Relations between Antigua and Barbuda and the United States have been friendly since Antigua and Barbuda's independence from the United Kingdom in 1981.

The United States has supported the government of Antigua and Barbuda's effort to expand its economic base and to improve its citizens' standard of living. However, concerns over the lack of adequate regulation of the financial services sector prompted the U.S. Government to issue a financial advisory for Antigua and Barbuda in 1999. The advisory was lifted in 2001, but the U.S. Government continues to monitor the Government of Antigua and Barbuda's regulation of financial services.

The United States also has been active in supporting post-hurricane disaster assistance and rehabilitation through the U.S. Agency for International Development's (USAID) Office of Foreign Disaster Assistance and the Peace Corps. U.S. assistance is primarily channeled through multilateral agencies such as the World Bank and the Caribbean Development Bank (CDB), as well as through the USAID office in Bridgetown, Barbados.

+--

_APPLY WHAT YOU READ:_
[A] According to the passage on Antigua and Barbuda–U.S. relations, in what year was the U.S. financial advisory for Antigua and Barbuda lifted?
[B] Reproduce the part of the passage on Antigua and Barbuda–U.S. relations that starts with the words "Relations between Antigua" and stops after "Kingdom in 1981.".
Answer from the passage on Antigua and Barbuda–U.S. relations and nothing else.

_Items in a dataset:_
+--

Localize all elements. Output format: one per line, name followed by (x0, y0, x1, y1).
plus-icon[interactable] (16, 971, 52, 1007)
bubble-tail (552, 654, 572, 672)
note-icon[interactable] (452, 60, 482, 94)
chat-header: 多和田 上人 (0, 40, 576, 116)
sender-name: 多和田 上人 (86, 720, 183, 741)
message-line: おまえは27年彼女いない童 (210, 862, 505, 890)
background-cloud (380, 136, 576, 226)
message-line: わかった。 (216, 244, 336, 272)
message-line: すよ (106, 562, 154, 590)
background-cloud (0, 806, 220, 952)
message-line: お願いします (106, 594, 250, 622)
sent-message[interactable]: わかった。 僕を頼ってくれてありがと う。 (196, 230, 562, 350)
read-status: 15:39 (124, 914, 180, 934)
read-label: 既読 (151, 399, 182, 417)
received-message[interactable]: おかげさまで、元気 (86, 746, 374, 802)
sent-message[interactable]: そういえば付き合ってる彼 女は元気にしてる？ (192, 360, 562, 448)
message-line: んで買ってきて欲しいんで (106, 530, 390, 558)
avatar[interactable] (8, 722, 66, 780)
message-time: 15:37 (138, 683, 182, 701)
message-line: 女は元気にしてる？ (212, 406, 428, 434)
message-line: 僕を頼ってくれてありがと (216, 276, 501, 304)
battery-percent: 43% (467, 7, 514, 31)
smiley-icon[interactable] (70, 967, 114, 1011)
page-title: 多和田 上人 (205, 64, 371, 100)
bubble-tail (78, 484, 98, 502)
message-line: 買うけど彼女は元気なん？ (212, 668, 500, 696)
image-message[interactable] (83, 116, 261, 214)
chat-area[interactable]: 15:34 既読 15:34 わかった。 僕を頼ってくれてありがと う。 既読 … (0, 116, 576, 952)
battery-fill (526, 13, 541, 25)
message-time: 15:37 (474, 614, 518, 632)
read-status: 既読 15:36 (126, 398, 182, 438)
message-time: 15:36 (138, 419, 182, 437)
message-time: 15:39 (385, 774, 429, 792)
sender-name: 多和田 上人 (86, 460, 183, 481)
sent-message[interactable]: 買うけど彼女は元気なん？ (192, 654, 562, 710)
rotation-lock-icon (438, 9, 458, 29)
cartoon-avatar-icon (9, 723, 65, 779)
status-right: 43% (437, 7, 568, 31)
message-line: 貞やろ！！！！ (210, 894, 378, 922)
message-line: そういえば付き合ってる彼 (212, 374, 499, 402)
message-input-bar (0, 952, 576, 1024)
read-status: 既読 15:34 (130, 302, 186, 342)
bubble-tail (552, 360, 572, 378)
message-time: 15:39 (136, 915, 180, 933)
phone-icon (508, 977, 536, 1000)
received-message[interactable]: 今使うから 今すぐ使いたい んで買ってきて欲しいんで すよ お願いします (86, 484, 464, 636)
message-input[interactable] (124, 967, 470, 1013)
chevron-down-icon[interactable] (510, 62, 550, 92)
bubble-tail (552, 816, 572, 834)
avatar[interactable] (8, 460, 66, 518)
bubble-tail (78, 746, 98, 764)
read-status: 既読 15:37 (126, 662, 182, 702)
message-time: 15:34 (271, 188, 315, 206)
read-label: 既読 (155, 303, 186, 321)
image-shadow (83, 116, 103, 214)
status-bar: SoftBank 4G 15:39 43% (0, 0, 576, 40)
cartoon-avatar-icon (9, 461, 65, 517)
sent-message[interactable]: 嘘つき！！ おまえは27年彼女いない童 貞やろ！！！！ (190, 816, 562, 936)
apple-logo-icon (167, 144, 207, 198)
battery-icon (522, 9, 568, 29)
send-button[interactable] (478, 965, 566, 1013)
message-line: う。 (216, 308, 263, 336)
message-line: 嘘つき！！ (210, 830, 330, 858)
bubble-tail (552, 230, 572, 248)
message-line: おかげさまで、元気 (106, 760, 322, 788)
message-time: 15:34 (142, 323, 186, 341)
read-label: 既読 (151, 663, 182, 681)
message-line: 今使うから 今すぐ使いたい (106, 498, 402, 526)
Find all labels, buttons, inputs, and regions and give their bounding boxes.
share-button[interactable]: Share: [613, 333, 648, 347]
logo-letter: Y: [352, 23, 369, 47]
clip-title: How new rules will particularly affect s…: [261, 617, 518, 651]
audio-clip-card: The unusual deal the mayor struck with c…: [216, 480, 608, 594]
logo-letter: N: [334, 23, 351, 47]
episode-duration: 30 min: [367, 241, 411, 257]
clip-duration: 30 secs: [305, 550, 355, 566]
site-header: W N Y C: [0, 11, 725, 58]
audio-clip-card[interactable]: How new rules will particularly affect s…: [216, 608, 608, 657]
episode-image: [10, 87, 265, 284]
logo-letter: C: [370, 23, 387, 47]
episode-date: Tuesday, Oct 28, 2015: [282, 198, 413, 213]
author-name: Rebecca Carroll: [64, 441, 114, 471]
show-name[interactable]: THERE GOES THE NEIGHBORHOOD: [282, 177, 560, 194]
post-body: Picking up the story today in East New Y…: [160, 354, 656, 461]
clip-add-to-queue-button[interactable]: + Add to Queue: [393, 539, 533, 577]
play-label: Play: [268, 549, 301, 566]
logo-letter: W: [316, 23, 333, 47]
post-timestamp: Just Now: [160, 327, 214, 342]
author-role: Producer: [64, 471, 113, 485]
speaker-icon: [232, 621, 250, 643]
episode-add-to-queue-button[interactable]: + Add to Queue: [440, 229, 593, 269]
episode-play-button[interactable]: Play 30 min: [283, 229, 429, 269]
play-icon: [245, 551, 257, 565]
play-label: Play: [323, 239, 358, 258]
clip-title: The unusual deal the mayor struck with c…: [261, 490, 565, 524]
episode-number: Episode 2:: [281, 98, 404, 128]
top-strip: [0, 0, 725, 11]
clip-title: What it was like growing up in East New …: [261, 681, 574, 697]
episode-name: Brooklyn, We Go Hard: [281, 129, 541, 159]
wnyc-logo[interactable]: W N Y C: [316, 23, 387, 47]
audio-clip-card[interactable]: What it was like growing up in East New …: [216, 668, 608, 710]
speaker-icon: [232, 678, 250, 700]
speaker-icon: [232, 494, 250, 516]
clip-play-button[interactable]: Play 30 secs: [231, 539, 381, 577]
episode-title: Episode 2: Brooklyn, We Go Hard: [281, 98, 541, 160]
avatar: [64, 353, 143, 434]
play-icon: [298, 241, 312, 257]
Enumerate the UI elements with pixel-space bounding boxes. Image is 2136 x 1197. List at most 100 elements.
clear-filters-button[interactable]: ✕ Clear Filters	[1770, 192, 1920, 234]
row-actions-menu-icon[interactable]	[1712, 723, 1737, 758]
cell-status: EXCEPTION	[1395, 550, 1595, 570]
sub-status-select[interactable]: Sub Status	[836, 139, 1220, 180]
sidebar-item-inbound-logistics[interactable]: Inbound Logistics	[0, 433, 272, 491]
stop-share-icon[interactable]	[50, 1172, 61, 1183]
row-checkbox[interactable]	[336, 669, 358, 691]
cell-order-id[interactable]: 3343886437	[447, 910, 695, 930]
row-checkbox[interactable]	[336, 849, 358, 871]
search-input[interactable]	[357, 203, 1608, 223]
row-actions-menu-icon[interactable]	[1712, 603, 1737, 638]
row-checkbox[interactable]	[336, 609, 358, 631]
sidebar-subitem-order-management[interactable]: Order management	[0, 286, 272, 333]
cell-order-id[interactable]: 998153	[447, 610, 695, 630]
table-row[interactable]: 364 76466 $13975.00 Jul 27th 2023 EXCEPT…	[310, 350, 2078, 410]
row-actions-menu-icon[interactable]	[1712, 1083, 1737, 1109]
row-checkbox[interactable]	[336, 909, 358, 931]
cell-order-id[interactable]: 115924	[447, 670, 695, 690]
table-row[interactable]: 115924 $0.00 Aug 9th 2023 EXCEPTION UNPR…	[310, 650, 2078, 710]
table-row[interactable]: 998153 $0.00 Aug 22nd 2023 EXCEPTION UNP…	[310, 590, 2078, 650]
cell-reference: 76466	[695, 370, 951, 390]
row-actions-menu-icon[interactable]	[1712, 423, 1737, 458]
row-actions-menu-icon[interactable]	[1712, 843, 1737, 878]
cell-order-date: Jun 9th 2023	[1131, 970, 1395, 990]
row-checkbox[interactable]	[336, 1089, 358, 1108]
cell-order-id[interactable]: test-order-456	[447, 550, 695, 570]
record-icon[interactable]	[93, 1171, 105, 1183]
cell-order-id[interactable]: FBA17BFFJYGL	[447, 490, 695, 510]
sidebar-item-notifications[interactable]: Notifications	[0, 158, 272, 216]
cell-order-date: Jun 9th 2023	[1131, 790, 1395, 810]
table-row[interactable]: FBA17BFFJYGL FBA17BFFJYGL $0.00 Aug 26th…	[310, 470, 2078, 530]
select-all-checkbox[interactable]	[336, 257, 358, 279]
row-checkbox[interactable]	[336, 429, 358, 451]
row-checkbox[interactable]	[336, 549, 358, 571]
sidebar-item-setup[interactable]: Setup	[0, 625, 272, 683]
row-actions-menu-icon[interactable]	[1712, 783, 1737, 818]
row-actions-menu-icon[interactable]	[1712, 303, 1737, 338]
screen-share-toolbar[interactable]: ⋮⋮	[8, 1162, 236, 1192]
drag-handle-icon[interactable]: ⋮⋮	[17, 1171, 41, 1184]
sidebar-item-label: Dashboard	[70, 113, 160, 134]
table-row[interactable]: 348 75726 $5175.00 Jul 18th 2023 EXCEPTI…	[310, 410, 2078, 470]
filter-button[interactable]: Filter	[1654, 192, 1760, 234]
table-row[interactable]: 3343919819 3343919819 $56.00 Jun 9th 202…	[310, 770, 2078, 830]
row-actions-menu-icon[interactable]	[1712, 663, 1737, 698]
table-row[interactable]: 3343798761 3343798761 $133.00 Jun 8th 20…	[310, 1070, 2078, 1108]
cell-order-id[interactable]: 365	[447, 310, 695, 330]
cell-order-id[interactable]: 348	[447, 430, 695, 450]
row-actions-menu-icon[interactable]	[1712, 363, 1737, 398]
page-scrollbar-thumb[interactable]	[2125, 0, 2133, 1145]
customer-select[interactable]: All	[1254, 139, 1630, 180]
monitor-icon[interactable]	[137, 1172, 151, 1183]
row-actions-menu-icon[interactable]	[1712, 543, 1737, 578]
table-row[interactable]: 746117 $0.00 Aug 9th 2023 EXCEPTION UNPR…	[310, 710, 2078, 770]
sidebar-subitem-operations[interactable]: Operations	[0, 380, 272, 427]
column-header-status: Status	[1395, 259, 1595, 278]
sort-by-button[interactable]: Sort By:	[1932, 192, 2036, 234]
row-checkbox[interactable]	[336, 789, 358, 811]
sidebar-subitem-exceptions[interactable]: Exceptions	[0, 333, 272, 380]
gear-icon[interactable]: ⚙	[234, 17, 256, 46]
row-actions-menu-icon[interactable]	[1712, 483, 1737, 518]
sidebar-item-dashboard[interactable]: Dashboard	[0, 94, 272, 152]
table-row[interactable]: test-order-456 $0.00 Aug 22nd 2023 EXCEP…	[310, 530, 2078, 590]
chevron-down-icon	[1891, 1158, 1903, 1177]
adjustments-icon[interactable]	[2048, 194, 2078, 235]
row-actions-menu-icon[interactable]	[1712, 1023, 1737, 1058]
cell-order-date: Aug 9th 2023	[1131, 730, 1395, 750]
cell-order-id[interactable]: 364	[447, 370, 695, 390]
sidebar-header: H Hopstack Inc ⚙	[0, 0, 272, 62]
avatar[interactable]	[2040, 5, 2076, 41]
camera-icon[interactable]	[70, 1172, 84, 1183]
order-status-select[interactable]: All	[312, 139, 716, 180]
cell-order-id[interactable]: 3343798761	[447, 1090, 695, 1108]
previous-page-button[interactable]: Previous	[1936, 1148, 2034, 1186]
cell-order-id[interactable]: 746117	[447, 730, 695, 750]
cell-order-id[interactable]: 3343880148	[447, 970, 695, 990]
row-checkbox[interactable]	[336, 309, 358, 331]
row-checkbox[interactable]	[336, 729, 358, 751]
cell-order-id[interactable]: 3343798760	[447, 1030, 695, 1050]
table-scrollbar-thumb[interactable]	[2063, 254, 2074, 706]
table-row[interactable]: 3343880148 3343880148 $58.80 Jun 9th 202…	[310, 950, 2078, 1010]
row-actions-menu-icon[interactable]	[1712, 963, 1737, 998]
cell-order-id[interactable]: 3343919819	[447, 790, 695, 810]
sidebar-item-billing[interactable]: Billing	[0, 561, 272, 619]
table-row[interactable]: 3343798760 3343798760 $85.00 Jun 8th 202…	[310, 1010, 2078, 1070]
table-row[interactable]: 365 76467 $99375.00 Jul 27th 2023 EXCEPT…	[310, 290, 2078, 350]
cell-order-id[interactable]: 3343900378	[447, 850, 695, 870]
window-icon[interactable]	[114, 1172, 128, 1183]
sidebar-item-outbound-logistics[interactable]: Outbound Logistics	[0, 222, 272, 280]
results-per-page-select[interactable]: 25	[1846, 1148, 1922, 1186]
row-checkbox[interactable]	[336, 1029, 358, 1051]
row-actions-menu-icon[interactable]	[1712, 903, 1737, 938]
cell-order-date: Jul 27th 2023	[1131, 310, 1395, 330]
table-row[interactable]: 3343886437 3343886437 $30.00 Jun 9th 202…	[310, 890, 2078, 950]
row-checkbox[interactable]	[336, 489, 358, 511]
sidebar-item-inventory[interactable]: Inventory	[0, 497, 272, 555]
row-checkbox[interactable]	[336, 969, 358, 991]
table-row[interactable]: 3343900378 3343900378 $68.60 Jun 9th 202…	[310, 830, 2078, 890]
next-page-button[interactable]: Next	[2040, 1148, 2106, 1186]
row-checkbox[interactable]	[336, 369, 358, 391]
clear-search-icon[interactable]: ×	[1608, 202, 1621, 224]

+--

_LIST OF ANSWERS:_
[A] 2001

[B]
Relations between Antigua and Barbuda and the United States have been friendly since Antigua and Barbuda's independence from the United Kingdom in 1981.